* **Given exercise**:
Omit the pictures and return every entry exactly as written.

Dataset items
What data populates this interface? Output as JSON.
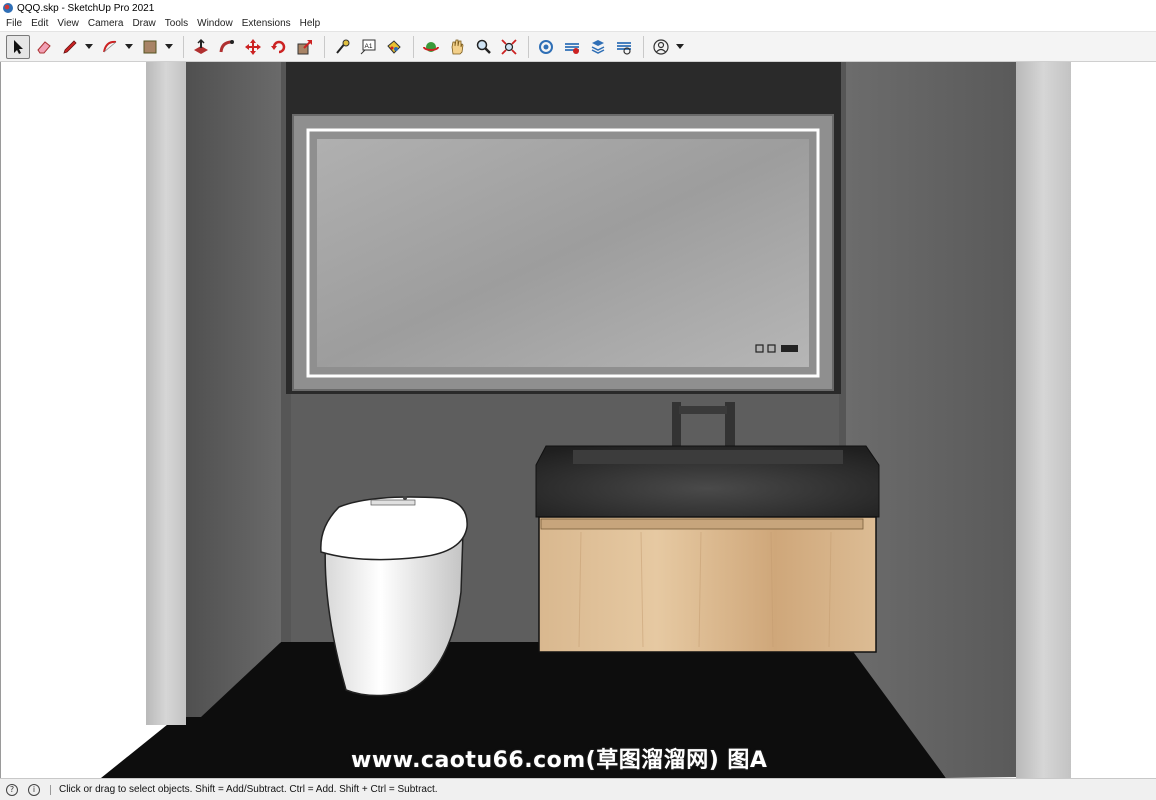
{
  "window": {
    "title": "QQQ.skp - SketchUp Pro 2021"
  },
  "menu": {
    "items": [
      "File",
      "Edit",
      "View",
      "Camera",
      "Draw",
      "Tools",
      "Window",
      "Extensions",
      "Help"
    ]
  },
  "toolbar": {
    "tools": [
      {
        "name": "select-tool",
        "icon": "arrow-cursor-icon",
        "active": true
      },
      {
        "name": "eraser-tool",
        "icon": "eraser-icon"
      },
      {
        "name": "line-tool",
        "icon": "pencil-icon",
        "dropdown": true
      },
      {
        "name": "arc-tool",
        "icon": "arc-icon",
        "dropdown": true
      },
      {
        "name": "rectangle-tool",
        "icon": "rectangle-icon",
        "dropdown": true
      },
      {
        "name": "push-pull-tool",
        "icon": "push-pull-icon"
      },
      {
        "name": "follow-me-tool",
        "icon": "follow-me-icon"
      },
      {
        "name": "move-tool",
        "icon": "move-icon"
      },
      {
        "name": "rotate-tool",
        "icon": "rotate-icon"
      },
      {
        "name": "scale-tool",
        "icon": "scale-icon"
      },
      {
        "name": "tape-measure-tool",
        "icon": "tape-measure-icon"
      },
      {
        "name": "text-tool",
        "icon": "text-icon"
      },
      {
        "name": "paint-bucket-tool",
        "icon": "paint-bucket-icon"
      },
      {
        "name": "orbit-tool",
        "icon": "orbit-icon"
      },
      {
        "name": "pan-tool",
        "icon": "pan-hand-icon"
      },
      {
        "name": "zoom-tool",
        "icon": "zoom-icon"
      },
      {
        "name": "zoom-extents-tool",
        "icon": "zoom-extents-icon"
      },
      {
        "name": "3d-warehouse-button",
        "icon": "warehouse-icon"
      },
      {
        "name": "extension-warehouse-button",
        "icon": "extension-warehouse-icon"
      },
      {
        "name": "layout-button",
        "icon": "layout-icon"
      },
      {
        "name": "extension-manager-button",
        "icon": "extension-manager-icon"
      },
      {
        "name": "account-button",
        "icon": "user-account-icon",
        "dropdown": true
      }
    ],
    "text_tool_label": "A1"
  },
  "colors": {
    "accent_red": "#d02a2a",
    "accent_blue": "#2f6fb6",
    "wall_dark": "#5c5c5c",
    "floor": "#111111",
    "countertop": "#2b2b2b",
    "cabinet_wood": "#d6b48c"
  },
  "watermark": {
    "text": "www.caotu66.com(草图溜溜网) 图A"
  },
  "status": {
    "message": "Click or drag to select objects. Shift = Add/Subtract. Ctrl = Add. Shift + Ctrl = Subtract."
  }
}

* **Answer to this task**:
What data populates this interface? Output as JSON.
{
  "window": {
    "title": "QQQ.skp - SketchUp Pro 2021"
  },
  "menu": {
    "items": [
      "File",
      "Edit",
      "View",
      "Camera",
      "Draw",
      "Tools",
      "Window",
      "Extensions",
      "Help"
    ]
  },
  "toolbar": {
    "tools": [
      {
        "name": "select-tool",
        "icon": "arrow-cursor-icon",
        "active": true
      },
      {
        "name": "eraser-tool",
        "icon": "eraser-icon"
      },
      {
        "name": "line-tool",
        "icon": "pencil-icon",
        "dropdown": true
      },
      {
        "name": "arc-tool",
        "icon": "arc-icon",
        "dropdown": true
      },
      {
        "name": "rectangle-tool",
        "icon": "rectangle-icon",
        "dropdown": true
      },
      {
        "name": "push-pull-tool",
        "icon": "push-pull-icon"
      },
      {
        "name": "follow-me-tool",
        "icon": "follow-me-icon"
      },
      {
        "name": "move-tool",
        "icon": "move-icon"
      },
      {
        "name": "rotate-tool",
        "icon": "rotate-icon"
      },
      {
        "name": "scale-tool",
        "icon": "scale-icon"
      },
      {
        "name": "tape-measure-tool",
        "icon": "tape-measure-icon"
      },
      {
        "name": "text-tool",
        "icon": "text-icon"
      },
      {
        "name": "paint-bucket-tool",
        "icon": "paint-bucket-icon"
      },
      {
        "name": "orbit-tool",
        "icon": "orbit-icon"
      },
      {
        "name": "pan-tool",
        "icon": "pan-hand-icon"
      },
      {
        "name": "zoom-tool",
        "icon": "zoom-icon"
      },
      {
        "name": "zoom-extents-tool",
        "icon": "zoom-extents-icon"
      },
      {
        "name": "3d-warehouse-button",
        "icon": "warehouse-icon"
      },
      {
        "name": "extension-warehouse-button",
        "icon": "extension-warehouse-icon"
      },
      {
        "name": "layout-button",
        "icon": "layout-icon"
      },
      {
        "name": "extension-manager-button",
        "icon": "extension-manager-icon"
      },
      {
        "name": "account-button",
        "icon": "user-account-icon",
        "dropdown": true
      }
    ],
    "text_tool_label": "A1"
  },
  "colors": {
    "accent_red": "#d02a2a",
    "accent_blue": "#2f6fb6",
    "wall_dark": "#5c5c5c",
    "floor": "#111111",
    "countertop": "#2b2b2b",
    "cabinet_wood": "#d6b48c"
  },
  "watermark": {
    "text": "www.caotu66.com(草图溜溜网) 图A"
  },
  "status": {
    "message": "Click or drag to select objects. Shift = Add/Subtract. Ctrl = Add. Shift + Ctrl = Subtract."
  }
}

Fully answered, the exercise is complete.